══ Provided data ══

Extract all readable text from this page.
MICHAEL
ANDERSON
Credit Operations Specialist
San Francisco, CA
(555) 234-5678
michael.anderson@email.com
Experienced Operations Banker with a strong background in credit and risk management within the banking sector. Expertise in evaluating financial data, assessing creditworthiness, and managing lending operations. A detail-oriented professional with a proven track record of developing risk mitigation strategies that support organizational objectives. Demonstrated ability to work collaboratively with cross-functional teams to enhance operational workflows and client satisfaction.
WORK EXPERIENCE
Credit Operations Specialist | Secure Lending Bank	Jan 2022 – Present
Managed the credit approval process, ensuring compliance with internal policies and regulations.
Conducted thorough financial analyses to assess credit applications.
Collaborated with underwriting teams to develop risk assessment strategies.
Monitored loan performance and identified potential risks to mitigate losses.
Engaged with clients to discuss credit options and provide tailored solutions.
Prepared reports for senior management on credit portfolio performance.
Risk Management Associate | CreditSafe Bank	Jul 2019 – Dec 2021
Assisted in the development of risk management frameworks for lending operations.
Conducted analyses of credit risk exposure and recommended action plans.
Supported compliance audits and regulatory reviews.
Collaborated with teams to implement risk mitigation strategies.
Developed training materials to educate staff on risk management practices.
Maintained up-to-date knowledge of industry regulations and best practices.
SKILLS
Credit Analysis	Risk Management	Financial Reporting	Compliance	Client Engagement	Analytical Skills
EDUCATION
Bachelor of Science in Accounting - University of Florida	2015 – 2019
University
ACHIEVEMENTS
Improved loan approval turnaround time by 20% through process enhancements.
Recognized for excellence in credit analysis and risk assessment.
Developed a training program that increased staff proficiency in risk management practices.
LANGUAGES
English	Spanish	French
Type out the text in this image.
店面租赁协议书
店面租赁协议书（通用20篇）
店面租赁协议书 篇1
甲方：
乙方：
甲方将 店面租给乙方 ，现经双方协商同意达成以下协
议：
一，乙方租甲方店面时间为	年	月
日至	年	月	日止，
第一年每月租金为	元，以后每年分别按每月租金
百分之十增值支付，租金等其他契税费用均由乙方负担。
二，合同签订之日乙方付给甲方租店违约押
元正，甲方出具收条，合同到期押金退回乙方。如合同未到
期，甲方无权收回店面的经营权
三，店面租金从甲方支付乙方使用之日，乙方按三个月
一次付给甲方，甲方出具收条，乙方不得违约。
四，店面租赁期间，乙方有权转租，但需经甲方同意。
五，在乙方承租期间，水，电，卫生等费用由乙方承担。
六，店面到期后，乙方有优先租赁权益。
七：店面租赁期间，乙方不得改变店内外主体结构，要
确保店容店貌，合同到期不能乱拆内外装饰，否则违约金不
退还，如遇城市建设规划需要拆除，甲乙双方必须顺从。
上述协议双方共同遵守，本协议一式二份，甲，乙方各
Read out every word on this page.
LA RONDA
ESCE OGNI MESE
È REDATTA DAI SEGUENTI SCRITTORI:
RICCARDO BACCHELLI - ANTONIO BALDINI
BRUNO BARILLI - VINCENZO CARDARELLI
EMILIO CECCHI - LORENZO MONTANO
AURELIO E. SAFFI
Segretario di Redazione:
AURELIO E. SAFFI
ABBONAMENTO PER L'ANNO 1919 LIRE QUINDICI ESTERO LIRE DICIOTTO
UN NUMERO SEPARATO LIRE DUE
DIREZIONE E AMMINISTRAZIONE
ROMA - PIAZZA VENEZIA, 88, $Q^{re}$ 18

═══

* _Brief_
Extract, word for word, each line of the listing above.

* _Written solution_
Extract all readable text from this page.
MICHAEL
ANDERSON
Credit Operations Specialist
San Francisco, CA
(555) 234-5678
michael.anderson@email.com
Experienced Operations Banker with a strong background in credit and risk management within the banking sector. Expertise in evaluating financial data, assessing creditworthiness, and managing lending operations. A detail-oriented professional with a proven track record of developing risk mitigation strategies that support organizational objectives. Demonstrated ability to work collaboratively with cross-functional teams to enhance operational workflows and client satisfaction.
WORK EXPERIENCE
Credit Operations Specialist | Secure Lending Bank	Jan 2022 – Present
Managed the credit approval process, ensuring compliance with internal policies and regulations.
Conducted thorough financial analyses to assess credit applications.
Collaborated with underwriting teams to develop risk assessment strategies.
Monitored loan performance and identified potential risks to mitigate losses.
Engaged with clients to discuss credit options and provide tailored solutions.
Prepared reports for senior management on credit portfolio performance.
Risk Management Associate | CreditSafe Bank	Jul 2019 – Dec 2021
Assisted in the development of risk management frameworks for lending operations.
Conducted analyses of credit risk exposure and recommended action plans.
Supported compliance audits and regulatory reviews.
Collaborated with teams to implement risk mitigation strategies.
Developed training materials to educate staff on risk management practices.
Maintained up-to-date knowledge of industry regulations and best practices.
SKILLS
Credit Analysis	Risk Management	Financial Reporting	Compliance	Client Engagement	Analytical Skills
EDUCATION
Bachelor of Science in Accounting - University of Florida	2015 – 2019
University
ACHIEVEMENTS
Improved loan approval turnaround time by 20% through process enhancements.
Recognized for excellence in credit analysis and risk assessment.
Developed a training program that increased staff proficiency in risk management practices.
LANGUAGES
English	Spanish	French
Type out the text in this image.
店面租赁协议书
店面租赁协议书（通用20篇）
店面租赁协议书 篇1
甲方：
乙方：
甲方将 店面租给乙方 ，现经双方协商同意达成以下协
议：
一，乙方租甲方店面时间为	年	月
日至	年	月	日止，
第一年每月租金为	元，以后每年分别按每月租金
百分之十增值支付，租金等其他契税费用均由乙方负担。
二，合同签订之日乙方付给甲方租店违约押
元正，甲方出具收条，合同到期押金退回乙方。如合同未到
期，甲方无权收回店面的经营权
三，店面租金从甲方支付乙方使用之日，乙方按三个月
一次付给甲方，甲方出具收条，乙方不得违约。
四，店面租赁期间，乙方有权转租，但需经甲方同意。
五，在乙方承租期间，水，电，卫生等费用由乙方承担。
六，店面到期后，乙方有优先租赁权益。
七：店面租赁期间，乙方不得改变店内外主体结构，要
确保店容店貌，合同到期不能乱拆内外装饰，否则违约金不
退还，如遇城市建设规划需要拆除，甲乙双方必须顺从。
上述协议双方共同遵守，本协议一式二份，甲，乙方各
Read out every word on this page.
LA RONDA
ESCE OGNI MESE
È REDATTA DAI SEGUENTI SCRITTORI:
RICCARDO BACCHELLI - ANTONIO BALDINI
BRUNO BARILLI - VINCENZO CARDARELLI
EMILIO CECCHI - LORENZO MONTANO
AURELIO E. SAFFI
Segretario di Redazione:
AURELIO E. SAFFI
ABBONAMENTO PER L'ANNO 1919 LIRE QUINDICI ESTERO LIRE DICIOTTO
UN NUMERO SEPARATO LIRE DUE
DIREZIONE E AMMINISTRAZIONE
ROMA - PIAZZA VENEZIA, 88, $Q^{re}$ 18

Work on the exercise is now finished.